╭─ INPUT MATERIAL

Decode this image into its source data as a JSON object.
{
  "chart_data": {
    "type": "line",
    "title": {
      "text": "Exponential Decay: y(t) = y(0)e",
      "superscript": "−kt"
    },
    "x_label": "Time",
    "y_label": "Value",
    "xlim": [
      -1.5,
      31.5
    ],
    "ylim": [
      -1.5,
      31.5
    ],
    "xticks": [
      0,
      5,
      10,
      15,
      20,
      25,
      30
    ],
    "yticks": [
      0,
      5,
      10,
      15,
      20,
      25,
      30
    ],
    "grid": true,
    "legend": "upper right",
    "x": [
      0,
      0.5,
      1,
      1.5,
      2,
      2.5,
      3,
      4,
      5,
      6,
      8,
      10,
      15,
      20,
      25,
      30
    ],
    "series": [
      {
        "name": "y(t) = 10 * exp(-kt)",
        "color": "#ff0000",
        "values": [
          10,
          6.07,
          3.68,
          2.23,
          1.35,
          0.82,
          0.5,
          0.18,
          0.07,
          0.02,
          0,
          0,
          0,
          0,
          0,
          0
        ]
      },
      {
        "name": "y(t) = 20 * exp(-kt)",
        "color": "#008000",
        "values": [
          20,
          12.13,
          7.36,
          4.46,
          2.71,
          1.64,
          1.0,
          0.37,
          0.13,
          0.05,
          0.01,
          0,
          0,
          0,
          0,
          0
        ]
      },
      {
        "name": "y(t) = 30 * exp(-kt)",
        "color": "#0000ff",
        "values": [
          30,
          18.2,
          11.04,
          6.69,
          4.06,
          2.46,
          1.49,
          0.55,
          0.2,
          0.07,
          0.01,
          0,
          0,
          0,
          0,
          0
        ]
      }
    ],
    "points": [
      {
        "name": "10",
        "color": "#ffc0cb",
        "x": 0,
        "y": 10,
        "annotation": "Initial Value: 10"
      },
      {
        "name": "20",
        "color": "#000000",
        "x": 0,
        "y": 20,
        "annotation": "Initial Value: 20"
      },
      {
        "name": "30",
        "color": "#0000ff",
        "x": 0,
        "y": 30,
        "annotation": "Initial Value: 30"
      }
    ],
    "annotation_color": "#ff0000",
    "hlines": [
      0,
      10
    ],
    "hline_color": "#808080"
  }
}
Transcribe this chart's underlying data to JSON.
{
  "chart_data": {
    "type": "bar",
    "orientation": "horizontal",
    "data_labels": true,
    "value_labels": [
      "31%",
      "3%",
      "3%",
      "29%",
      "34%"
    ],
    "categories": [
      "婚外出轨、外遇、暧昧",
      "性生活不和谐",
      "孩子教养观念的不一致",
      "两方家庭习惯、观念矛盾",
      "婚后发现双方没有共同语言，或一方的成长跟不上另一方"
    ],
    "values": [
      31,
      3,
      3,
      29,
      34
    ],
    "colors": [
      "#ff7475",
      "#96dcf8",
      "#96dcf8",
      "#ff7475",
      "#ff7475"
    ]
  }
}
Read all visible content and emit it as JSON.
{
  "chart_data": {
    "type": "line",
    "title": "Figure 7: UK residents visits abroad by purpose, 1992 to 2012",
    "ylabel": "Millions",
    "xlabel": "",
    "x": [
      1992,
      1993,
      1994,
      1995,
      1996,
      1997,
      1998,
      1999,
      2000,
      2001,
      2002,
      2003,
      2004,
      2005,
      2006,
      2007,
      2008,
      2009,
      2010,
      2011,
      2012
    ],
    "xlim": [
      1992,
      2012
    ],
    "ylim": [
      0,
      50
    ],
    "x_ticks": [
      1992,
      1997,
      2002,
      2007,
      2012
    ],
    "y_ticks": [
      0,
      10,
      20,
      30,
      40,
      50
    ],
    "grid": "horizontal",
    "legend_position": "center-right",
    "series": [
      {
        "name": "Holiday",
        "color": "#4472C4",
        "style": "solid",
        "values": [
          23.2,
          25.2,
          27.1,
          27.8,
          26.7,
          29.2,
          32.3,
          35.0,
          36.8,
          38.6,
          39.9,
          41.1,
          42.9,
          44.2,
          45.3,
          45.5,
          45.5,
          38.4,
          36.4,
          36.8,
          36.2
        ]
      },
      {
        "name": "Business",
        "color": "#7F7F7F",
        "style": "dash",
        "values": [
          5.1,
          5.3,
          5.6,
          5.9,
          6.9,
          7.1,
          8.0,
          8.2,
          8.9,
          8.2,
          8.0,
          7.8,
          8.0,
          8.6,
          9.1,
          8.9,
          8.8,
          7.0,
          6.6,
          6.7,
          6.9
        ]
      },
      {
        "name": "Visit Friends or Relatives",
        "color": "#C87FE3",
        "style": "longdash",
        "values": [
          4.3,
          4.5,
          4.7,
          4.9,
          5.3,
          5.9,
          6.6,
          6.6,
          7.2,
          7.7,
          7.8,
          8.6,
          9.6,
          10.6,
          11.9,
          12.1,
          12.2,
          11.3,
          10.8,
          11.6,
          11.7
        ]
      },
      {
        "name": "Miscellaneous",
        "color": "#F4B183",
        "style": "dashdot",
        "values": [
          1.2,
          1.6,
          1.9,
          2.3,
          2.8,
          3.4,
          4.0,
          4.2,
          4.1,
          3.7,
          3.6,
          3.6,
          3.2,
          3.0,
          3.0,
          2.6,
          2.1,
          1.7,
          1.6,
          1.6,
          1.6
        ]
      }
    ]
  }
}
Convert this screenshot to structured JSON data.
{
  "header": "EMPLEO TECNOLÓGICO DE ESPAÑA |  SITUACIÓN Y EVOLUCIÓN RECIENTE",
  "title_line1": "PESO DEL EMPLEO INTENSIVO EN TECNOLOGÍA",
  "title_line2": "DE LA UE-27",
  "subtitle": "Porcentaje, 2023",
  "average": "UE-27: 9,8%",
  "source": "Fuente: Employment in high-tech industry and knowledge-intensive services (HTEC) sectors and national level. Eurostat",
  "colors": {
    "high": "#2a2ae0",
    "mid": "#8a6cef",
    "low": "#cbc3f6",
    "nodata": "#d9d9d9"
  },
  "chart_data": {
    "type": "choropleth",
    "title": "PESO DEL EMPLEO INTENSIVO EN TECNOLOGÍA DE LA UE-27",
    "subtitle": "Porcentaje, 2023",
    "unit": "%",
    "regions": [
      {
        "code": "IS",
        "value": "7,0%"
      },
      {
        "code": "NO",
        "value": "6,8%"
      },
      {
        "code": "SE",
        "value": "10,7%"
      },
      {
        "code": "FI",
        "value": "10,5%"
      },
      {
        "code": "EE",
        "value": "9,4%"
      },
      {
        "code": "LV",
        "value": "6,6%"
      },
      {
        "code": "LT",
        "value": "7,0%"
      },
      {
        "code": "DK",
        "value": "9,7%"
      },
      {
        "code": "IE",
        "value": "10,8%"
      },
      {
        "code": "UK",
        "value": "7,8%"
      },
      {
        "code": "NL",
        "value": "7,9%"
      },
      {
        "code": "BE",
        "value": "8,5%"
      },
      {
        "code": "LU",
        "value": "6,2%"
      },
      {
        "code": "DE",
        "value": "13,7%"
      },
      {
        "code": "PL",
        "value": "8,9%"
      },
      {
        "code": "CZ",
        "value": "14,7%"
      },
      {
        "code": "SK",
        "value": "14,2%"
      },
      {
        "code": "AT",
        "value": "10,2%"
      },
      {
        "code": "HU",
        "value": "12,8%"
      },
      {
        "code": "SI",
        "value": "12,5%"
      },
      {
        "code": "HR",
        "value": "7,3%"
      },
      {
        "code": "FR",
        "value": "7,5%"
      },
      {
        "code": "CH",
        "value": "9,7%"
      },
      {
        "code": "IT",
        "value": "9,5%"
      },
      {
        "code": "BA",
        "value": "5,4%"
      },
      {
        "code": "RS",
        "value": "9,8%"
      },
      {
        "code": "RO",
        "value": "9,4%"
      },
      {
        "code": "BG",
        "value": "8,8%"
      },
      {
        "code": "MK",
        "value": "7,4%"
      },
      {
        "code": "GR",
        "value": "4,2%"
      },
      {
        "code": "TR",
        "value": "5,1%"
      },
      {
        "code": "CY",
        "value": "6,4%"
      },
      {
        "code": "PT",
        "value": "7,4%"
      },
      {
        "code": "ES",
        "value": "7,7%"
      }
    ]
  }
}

╰─

▶ **PROBLEM**: Tally up the lines in the preceding listing that contain the string "EMPLEO". Respond with the number and nothing else.

▶ **CORRECT OUTPUT**: 3